### Challenge
A verbatim copy of the records is required, with all pictures left out.

### Extracted records
◇ ◇ ◇
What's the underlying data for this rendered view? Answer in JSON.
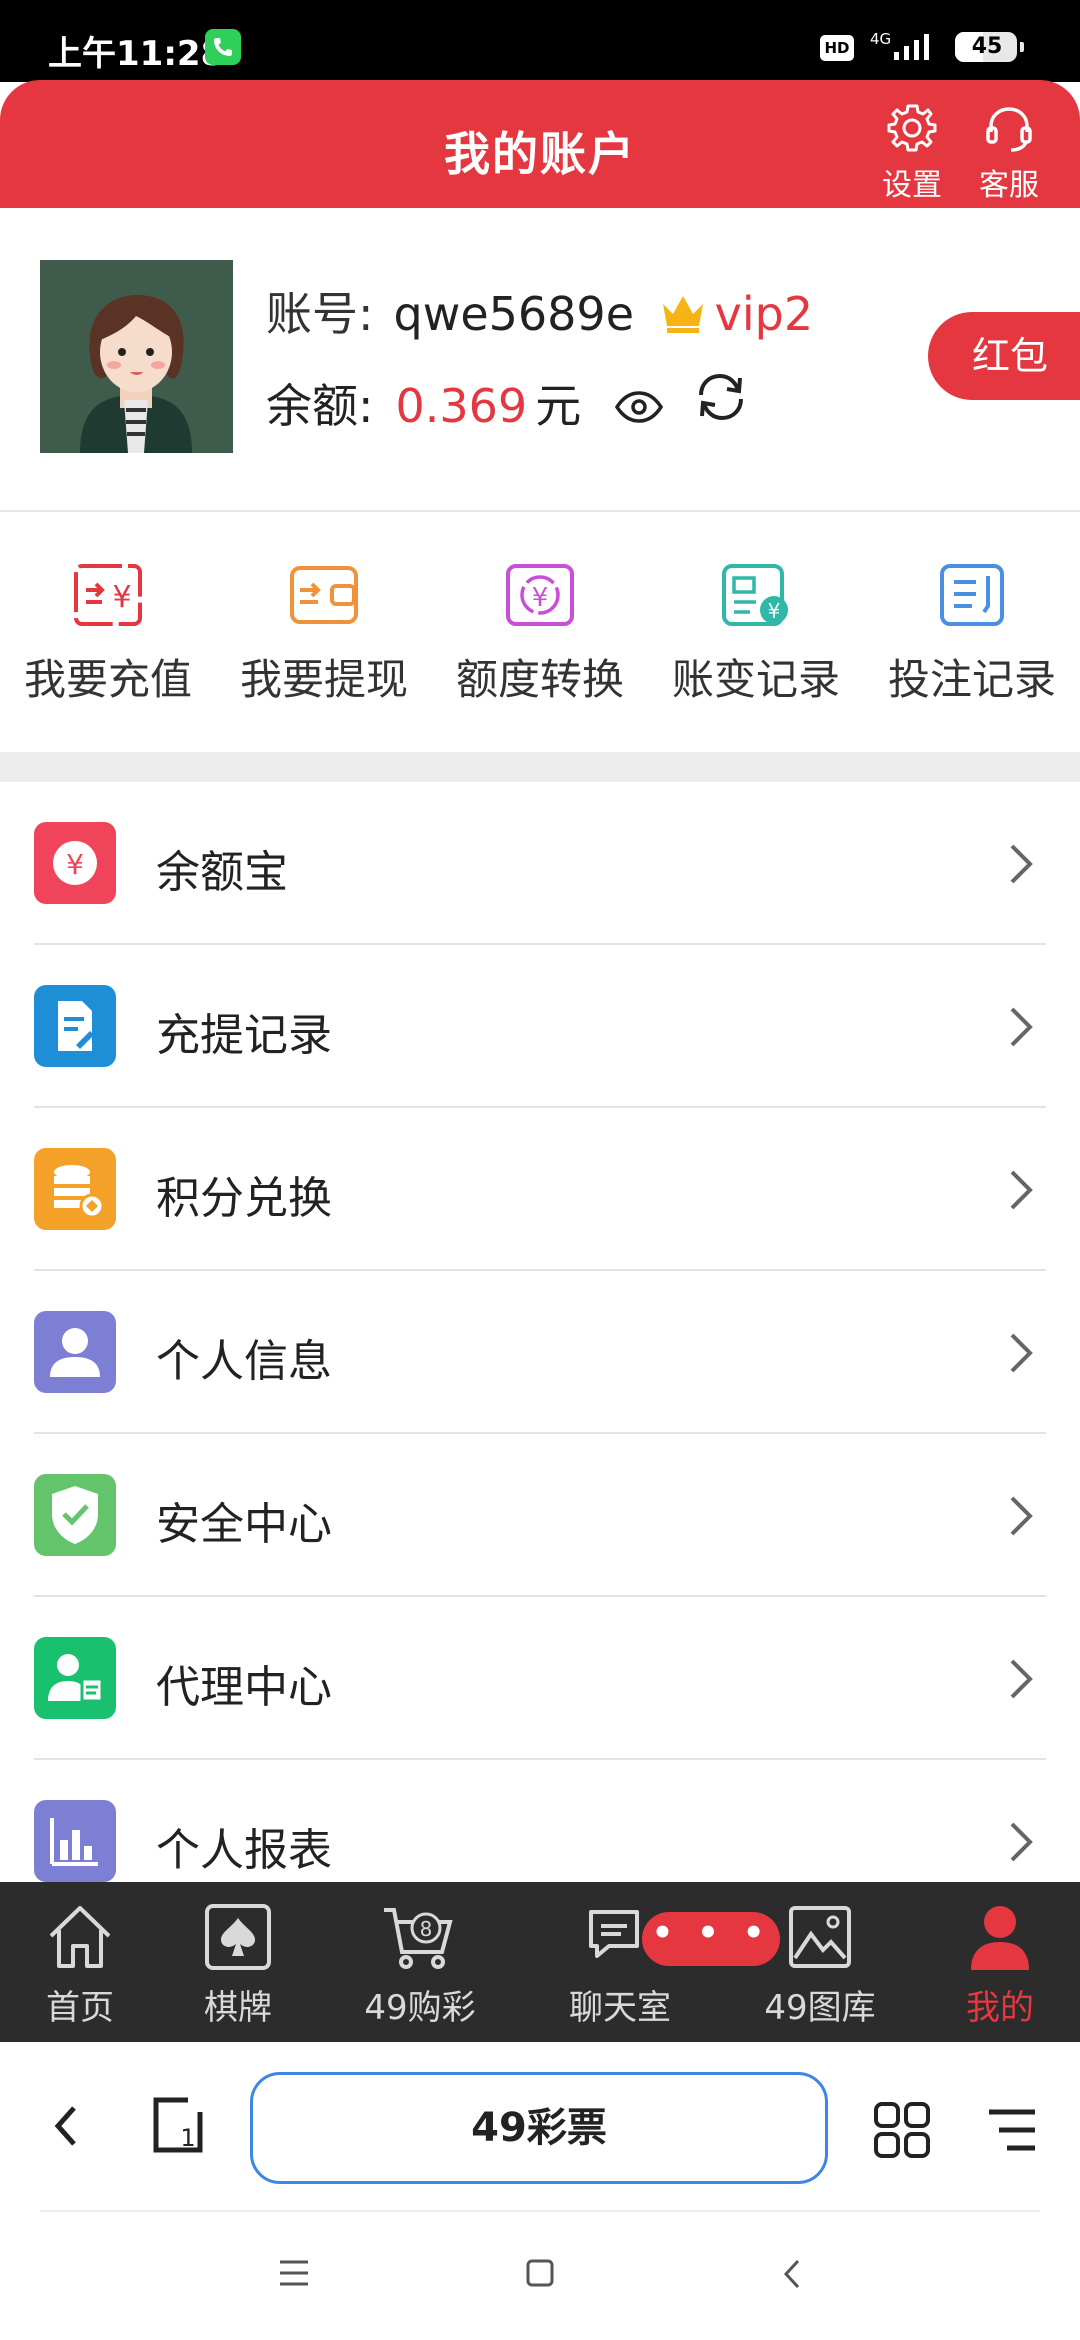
{
  "status_bar": {
    "time": "上午11:28",
    "hd": "HD",
    "network": "4G",
    "battery": "45",
    "battery_level": 0.45
  },
  "header": {
    "title": "我的账户",
    "settings_label": "设置",
    "service_label": "客服",
    "color": "#e5373f"
  },
  "profile": {
    "account_key": "账号:",
    "account_value": "qwe5689e",
    "vip": "vip2",
    "balance_key": "余额:",
    "balance_value": "0.369",
    "balance_unit": "元",
    "red_packet": "红包"
  },
  "actions": [
    {
      "label": "我要充值",
      "icon": "recharge-icon",
      "color": "#e5373f"
    },
    {
      "label": "我要提现",
      "icon": "withdraw-icon",
      "color": "#f0923a"
    },
    {
      "label": "额度转换",
      "icon": "transfer-icon",
      "color": "#c94fd8"
    },
    {
      "label": "账变记录",
      "icon": "account-change-icon",
      "color": "#2fb8a8"
    },
    {
      "label": "投注记录",
      "icon": "bet-record-icon",
      "color": "#4a90e2"
    }
  ],
  "menu": [
    {
      "label": "余额宝",
      "icon": "yuebao-icon",
      "color": "#f0445a"
    },
    {
      "label": "充提记录",
      "icon": "record-icon",
      "color": "#1e8fd6"
    },
    {
      "label": "积分兑换",
      "icon": "points-icon",
      "color": "#f4a12a"
    },
    {
      "label": "个人信息",
      "icon": "user-icon",
      "color": "#7c7fd4"
    },
    {
      "label": "安全中心",
      "icon": "shield-icon",
      "color": "#63c46b"
    },
    {
      "label": "代理中心",
      "icon": "agent-icon",
      "color": "#19c06d"
    },
    {
      "label": "个人报表",
      "icon": "report-icon",
      "color": "#7c7fd4"
    }
  ],
  "tabbar": [
    {
      "label": "首页",
      "icon": "home-icon"
    },
    {
      "label": "棋牌",
      "icon": "cards-icon"
    },
    {
      "label": "49购彩",
      "icon": "lottery-cart-icon"
    },
    {
      "label": "聊天室",
      "icon": "chat-icon"
    },
    {
      "label": "49图库",
      "icon": "gallery-icon"
    },
    {
      "label": "我的",
      "icon": "profile-icon",
      "active": true
    }
  ],
  "more_pill": "• • •",
  "browser": {
    "url_text": "49彩票",
    "tab_count": "1"
  }
}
◇ ◇ ◇
### Solution to the problem
What's the underlying data for this rendered view? Answer in JSON.
{
  "status_bar": {
    "time": "上午11:28",
    "hd": "HD",
    "network": "4G",
    "battery": "45",
    "battery_level": 0.45
  },
  "header": {
    "title": "我的账户",
    "settings_label": "设置",
    "service_label": "客服",
    "color": "#e5373f"
  },
  "profile": {
    "account_key": "账号:",
    "account_value": "qwe5689e",
    "vip": "vip2",
    "balance_key": "余额:",
    "balance_value": "0.369",
    "balance_unit": "元",
    "red_packet": "红包"
  },
  "actions": [
    {
      "label": "我要充值",
      "icon": "recharge-icon",
      "color": "#e5373f"
    },
    {
      "label": "我要提现",
      "icon": "withdraw-icon",
      "color": "#f0923a"
    },
    {
      "label": "额度转换",
      "icon": "transfer-icon",
      "color": "#c94fd8"
    },
    {
      "label": "账变记录",
      "icon": "account-change-icon",
      "color": "#2fb8a8"
    },
    {
      "label": "投注记录",
      "icon": "bet-record-icon",
      "color": "#4a90e2"
    }
  ],
  "menu": [
    {
      "label": "余额宝",
      "icon": "yuebao-icon",
      "color": "#f0445a"
    },
    {
      "label": "充提记录",
      "icon": "record-icon",
      "color": "#1e8fd6"
    },
    {
      "label": "积分兑换",
      "icon": "points-icon",
      "color": "#f4a12a"
    },
    {
      "label": "个人信息",
      "icon": "user-icon",
      "color": "#7c7fd4"
    },
    {
      "label": "安全中心",
      "icon": "shield-icon",
      "color": "#63c46b"
    },
    {
      "label": "代理中心",
      "icon": "agent-icon",
      "color": "#19c06d"
    },
    {
      "label": "个人报表",
      "icon": "report-icon",
      "color": "#7c7fd4"
    }
  ],
  "tabbar": [
    {
      "label": "首页",
      "icon": "home-icon"
    },
    {
      "label": "棋牌",
      "icon": "cards-icon"
    },
    {
      "label": "49购彩",
      "icon": "lottery-cart-icon"
    },
    {
      "label": "聊天室",
      "icon": "chat-icon"
    },
    {
      "label": "49图库",
      "icon": "gallery-icon"
    },
    {
      "label": "我的",
      "icon": "profile-icon",
      "active": true
    }
  ],
  "more_pill": "• • •",
  "browser": {
    "url_text": "49彩票",
    "tab_count": "1"
  }
}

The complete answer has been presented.